TAREFAS A REALIZAR |
1. Devolva sem qualquer alteração a parte do trecho de origem situada entre "Tentar solucionar qualquer" e "dedo na ferida.", inclusive.
2. Traduza para o inglês a seguinte frase do trecho de origem: "As palavras podem sair de casa sem maquiagem."

TRECHO DE ORIGEM |
Hoje eu não quero conversas vestidas de uniforme. Diálogos
impecavelmente arrumados que não deixam o coração à mostra. As palavras podem
sair de casa sem maquiagem. Podem surgir com os cabelos desalinhados, livres de
roupas que as apertem, como se tivessem acabado de acordar. Dispensa-se tons
acadêmicos, defesas de tese, regras para impressionar o interlocutor. O único
requinte deve ser o sentimento. É desnecessário tentar entender qualquer coisa.
Tentar solucionar qualquer problema. Buscar salvamento para o quer que seja.
Hoje eu não quero falar sobre o quanto o mundo está doente. Sobre
como está difícil a gente viver. Sobre as milhares de coisas que causam câncer.
Sobre as previsões de catástrofes que vão dizimar a humanidade. Sobre o quanto
o ser humano pode ser também perverso, corrupto, tirano e outras feiúras. Sobre
os detalhes das ações violentas noticiadas nos jornais. Não quero o blablablá
encharcado de negatividade que grande parte das vezes não faz outra coisa além
de nos encher de mais medo. Não quero falar sobre a hipocrisia que prevalece,
sob vários disfarces, em tantos lugares. Hoje, não. Hoje, não dá. Não me
interessam o disse-que-disse, os julgamentos, a investigação psicológica da
vida alheia, os achismos sobre as motivações que fazem as pessoas agirem assim
ou assado, o dedo na ferida.

DADOS FORNECIDOS |
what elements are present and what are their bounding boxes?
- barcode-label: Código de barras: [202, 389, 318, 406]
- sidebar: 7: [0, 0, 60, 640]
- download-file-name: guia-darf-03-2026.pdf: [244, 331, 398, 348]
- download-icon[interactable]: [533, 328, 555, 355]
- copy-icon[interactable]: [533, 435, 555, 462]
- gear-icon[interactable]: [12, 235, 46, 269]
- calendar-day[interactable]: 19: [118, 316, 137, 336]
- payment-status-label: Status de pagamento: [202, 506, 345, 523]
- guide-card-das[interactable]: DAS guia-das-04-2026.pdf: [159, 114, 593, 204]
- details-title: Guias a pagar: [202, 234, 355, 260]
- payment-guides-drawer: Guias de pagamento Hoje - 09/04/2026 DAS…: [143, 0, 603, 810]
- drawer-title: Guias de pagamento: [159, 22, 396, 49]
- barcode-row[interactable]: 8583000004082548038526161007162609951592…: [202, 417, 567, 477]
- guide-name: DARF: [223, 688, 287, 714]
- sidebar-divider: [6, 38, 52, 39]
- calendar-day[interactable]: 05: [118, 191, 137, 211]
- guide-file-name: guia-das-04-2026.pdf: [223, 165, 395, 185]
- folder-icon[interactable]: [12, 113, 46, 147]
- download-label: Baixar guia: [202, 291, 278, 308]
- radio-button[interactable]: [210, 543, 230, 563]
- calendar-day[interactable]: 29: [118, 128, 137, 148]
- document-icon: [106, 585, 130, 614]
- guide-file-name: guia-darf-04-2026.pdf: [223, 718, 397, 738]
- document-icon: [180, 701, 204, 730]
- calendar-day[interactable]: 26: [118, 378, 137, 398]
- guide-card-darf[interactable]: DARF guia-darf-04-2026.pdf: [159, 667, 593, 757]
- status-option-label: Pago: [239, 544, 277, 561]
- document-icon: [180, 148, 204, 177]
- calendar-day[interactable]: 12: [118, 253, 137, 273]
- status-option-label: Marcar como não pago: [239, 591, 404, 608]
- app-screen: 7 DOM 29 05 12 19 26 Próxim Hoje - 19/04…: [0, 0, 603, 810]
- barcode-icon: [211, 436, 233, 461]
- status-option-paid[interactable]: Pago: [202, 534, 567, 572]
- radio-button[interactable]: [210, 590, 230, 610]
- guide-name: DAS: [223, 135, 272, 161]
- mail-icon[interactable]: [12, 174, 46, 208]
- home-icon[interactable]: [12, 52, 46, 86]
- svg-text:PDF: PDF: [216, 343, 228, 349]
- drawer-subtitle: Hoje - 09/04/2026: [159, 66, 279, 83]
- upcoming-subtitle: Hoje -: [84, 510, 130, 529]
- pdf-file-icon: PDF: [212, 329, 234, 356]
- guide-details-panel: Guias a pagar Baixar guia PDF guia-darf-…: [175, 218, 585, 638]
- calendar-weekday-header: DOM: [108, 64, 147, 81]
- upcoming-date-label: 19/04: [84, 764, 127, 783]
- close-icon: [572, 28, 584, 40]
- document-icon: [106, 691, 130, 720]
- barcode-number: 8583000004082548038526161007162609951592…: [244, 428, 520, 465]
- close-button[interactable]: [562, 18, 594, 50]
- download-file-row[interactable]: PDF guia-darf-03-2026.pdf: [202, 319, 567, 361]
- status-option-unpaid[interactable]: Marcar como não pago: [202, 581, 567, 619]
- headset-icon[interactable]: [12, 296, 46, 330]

RESPOSTAS A SEGUIR |
1.
Tentar solucionar qualquer problema. Buscar salvamento para o quer que seja.
Hoje eu não quero falar sobre o quanto o mundo está doente. Sobre
como está difícil a gente viver. Sobre as milhares de coisas que causam câncer.
Sobre as previsões de catástrofes que vão dizimar a humanidade. Sobre o quanto
o ser humano pode ser também perverso, corrupto, tirano e outras feiúras. Sobre
os detalhes das ações violentas noticiadas nos jornais. Não quero o blablablá
encharcado de negatividade que grande parte das vezes não faz outra coisa além
de nos encher de mais medo. Não quero falar sobre a hipocrisia que prevalece,
sob vários disfarces, em tantos lugares. Hoje, não. Hoje, não dá. Não me
interessam o disse-que-disse, os julgamentos, a investigação psicológica da
vida alheia, os achismos sobre as motivações que fazem as pessoas agirem assim
ou assado, o dedo na ferida.

2. Words can leave the house without makeup.